■ Excerto do documento:
╔══

Em março de 1935, René Guénon publicou na revista Voile d'Isis uma resenha crítica sobre o livro de Ludowic Réhault - O Instrutor do Mundo, Krishnamurti, lançado em 1934 na editora Les Tables de l'Harmonie, Nice.
Não lhe interessando se Jidu Krishnamurti (1895-1986) era ou não o Instrutor do Mundo, como os seus tutores quiseram, Ludovic Réhault constatava que «um homem, de facto, percorre o mundo, convidando os homens a rejeitar o jugo que ainda os mantém curvados, e a libertarem-se definitivamente dos mestres e dos deuses e a se tornarem, eles próprios, a sua própria tocha e o seu próprio guia», considerava-o gerador de efeitos benéficos, comparando-o mesmo a Gauthama o Buddha, e que se deveria apoiar o seu apostolado.

Já René Guénon (1886-1951) discordava de algumas ideias da obra, compartilhando o que Julius Evola e outros já tinham contestado (e em uníssono com o seu livro Le Theosophisme), e a orquestração ou fabricação desse novo Messias ou Instrutor do Mundo. E ainda que reconhecendo a Krishnamurti coerência e coragem em se ter libertado dos seus tutores educativos teosofistas, criticava ideias e ensinamentos, além da função, quando Krishnamurti avançava já como pedagogo desligado seja da missão imaginada, seja das religiões, mestres, ritos e esoterismo iniciático, mais virado para a libertação psicológica da pessoas, ou melhor, para certo descondicionamento delas dos seus passados e projecções a fim de viverem no presente e em amor.

╚══

■ Dados extraídos:
╔══

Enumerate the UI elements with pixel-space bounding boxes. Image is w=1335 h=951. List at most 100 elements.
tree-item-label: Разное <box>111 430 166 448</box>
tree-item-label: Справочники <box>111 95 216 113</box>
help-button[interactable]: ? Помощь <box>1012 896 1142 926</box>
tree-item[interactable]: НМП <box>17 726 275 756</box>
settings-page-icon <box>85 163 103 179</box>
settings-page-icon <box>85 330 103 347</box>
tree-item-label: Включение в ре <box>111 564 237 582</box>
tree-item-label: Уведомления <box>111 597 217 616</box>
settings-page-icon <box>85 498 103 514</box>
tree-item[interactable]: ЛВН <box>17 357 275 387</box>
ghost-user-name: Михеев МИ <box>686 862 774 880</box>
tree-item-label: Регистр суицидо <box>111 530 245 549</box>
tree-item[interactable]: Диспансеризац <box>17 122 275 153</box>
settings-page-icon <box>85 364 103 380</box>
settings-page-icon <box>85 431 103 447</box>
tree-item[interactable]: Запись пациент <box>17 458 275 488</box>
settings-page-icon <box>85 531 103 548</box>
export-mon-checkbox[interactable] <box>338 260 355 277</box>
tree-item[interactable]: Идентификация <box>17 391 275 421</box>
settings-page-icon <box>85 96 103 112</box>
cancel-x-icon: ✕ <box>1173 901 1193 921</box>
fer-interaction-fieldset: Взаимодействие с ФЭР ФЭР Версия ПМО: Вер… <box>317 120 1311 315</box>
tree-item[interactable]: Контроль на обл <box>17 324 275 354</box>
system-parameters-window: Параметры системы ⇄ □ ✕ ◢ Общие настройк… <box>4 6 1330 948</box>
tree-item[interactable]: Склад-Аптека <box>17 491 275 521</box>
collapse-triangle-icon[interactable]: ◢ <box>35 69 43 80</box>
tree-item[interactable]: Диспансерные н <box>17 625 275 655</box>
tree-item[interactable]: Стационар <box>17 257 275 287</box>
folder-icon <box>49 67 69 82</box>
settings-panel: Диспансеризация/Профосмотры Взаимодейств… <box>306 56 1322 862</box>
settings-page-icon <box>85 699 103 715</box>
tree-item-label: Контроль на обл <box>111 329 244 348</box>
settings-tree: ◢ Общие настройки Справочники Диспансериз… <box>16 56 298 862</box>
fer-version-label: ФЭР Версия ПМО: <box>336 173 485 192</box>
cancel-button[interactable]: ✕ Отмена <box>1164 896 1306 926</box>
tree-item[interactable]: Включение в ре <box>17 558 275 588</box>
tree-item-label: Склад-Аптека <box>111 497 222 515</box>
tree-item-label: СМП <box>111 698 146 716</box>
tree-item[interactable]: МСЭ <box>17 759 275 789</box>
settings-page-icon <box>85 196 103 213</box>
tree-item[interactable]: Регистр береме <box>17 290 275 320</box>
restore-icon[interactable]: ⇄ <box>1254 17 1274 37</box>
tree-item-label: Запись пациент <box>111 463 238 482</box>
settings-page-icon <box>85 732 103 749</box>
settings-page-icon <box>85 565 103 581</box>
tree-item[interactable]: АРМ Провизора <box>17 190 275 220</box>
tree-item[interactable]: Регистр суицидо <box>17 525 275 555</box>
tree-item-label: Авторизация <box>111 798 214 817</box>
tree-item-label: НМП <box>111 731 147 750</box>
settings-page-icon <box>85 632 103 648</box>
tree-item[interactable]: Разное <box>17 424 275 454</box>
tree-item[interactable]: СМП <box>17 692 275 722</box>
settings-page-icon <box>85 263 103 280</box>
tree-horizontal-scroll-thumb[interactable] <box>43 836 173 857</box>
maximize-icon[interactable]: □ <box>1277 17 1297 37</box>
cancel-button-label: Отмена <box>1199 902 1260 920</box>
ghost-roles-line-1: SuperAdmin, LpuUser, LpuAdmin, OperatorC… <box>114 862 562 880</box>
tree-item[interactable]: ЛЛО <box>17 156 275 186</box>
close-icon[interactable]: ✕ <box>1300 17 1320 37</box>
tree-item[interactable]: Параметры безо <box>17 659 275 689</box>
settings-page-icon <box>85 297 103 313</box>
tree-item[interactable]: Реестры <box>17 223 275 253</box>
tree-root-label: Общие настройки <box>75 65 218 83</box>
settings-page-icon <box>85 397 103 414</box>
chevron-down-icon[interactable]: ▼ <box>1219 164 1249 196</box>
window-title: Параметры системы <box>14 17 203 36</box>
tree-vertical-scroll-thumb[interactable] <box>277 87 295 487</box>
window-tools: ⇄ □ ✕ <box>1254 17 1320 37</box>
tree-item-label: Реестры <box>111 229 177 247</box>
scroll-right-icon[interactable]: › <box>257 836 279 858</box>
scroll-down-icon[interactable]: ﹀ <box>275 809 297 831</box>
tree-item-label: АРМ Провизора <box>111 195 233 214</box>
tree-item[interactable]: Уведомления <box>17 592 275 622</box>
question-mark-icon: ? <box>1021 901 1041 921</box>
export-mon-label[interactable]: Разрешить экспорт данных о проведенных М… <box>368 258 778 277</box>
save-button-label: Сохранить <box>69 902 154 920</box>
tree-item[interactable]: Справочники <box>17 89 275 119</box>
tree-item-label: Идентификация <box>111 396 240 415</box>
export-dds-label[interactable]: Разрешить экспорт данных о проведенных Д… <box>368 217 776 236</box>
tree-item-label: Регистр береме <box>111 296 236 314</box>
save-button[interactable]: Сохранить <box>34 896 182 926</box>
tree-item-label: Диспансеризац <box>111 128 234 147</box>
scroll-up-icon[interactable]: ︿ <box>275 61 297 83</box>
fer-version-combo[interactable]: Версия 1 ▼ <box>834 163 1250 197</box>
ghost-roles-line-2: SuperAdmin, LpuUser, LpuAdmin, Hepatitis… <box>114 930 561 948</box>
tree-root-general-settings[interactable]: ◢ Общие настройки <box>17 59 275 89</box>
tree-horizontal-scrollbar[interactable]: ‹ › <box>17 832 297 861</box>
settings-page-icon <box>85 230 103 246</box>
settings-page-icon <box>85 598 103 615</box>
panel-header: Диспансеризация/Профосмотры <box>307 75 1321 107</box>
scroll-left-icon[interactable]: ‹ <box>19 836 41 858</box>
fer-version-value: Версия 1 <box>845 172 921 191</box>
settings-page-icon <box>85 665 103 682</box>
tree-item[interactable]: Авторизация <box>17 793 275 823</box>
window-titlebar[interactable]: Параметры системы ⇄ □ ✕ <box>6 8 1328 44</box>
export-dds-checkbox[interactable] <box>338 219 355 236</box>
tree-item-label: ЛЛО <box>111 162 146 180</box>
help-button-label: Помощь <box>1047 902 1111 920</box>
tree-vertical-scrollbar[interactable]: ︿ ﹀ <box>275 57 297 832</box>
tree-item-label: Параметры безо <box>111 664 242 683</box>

╚══

■ Tarefa 1: No trecho sobre Krishnamurti que vai de "Em março de" até "o seu apostolado.", inclusive, substitua "Instrutor do Mundo" por "Mestre do Mundo" e transcreva-o.
■ Tarefa 2: Dê continuidade ao texto sobre René Guénon e Krishnamurti a partir do ponto em que termina.
Os registos constituem material à parte, sem relação com o excerto.

■ Resposta 1:
Em março de 1935, René Guénon publicou na revista Voile d'Isis uma resenha crítica sobre o livro de Ludowic Réhault - O Mestre do Mundo, Krishnamurti, lançado em 1934 na editora Les Tables de l'Harmonie, Nice.
Não lhe interessando se Jidu Krishnamurti (1895-1986) era ou não o Mestre do Mundo, como os seus tutores quiseram, Ludovic Réhault constatava que «um homem, de facto, percorre o mundo, convidando os homens a rejeitar o jugo que ainda os mantém curvados, e a libertarem-se definitivamente dos mestres e dos deuses e a se tornarem, eles próprios, a sua própria tocha e o seu próprio guia», considerava-o gerador de efeitos benéficos, comparando-o mesmo a Gauthama o Buddha, e que se deveria apoiar o seu apostolado.

■ Resposta 2:
Oiçamos o rigoroso pensador metafísico e representante do Tradicionalismo Perene, René Guénon, defendendo sobretudo as religiões e as tradições ou vias iniciáticas, como os meios principais de o ser humano se libertar da ignorância e do egoísmo, e de religar à Identidade suprema, graças às influência vivas que se recebem por elas e à ligação aos níveis superiores espirituais e da Unidade que se podem obter:
«Este livro é sem dúvida o único onde um teosofista ousou expor com toda a franqueza, sem tentar disfarçar ou "conciliar" nada, a divergência ocorrida entre Krishnamurti e os líderes da Sociedade Teosófica [Annie Besant e Charles Leadbeater]; é verdadeiramente terrível para estes, cujo papel aparece extraordinariamente dúplice [ou pouco claro]; e constitui, a esse respeito, um documento digno do maior interesse. Quanto à admiração do autor por Krishnamurti e à sua crença de que ele é realmente o « Instrutor do Mundo » (sem que, aliás, se possa saber exatamente o que se deve entender por essa expressão), essa é, naturalmente, uma questão completamente diferente, sobre a qual devemos fazer as mais expressas reservas. Krishnamurti sacudiu o jugo que eles queriam impor a ele, e certamente se saiu muito bem; reconhecemos muito voluntariamente que para isso ele precisava de uma certa coragem e uma força de caráter à qual não se pode deixar de prestar homenagem; mas isso não é suficiente para provar que ele tenha uma "missão" extraordinária, embora diferente daquela a que seus educadores o destinavam. Que ele tenha aversão a "sociedades" e "cerimônias", isso ainda é muito bem; mas, de lá a se colocar como adversário de toda religião e a repudiar até mesmo toda iniciação, há um abismo; é preciso dizer, e essa é sua desculpa, que ele só conheceu tristes.»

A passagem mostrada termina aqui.